== Materials provided

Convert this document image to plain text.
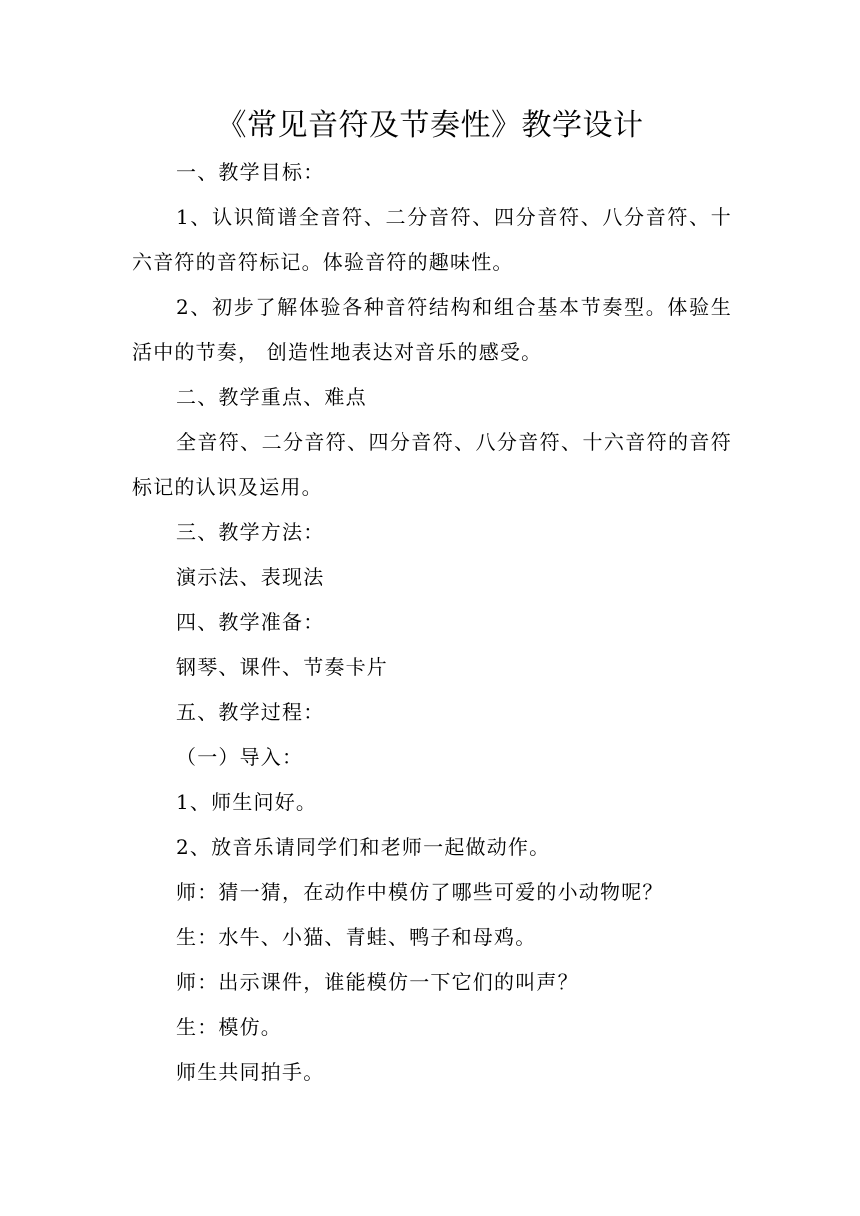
《常见音符及节奏性》教学设计

一、教学目标：

1、认识简谱全音符、二分音符、四分音符、八分音符、十六音符的音符标记。体验音符的趣味性。

2、初步了解体验各种音符结构和组合基本节奏型。体验生活中的节奏， 创造性地表达对音乐的感受。

二、教学重点、难点

全音符、二分音符、四分音符、八分音符、十六音符的音符标记的认识及运用。

三、教学方法：

演示法、表现法

四、教学准备：

钢琴、课件、节奏卡片

五、教学过程：

（一）导入：

1、师生问好。

2、放音乐请同学们和老师一起做动作。

师：猜一猜，在动作中模仿了哪些可爱的小动物呢？

生：水牛、小猫、青蛙、鸭子和母鸡。

师：出示课件，谁能模仿一下它们的叫声？

生：模仿。

师生共同拍手。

====

Task objective:
Your task is to gather all lines from the entries above that hold the word "二分音符".

Finished answer:
1、认识简谱全音符、二分音符、四分音符、八分音符、十六音符的音符标记。体验音符的趣味性。
全音符、二分音符、四分音符、八分音符、十六音符的音符标记的认识及运用。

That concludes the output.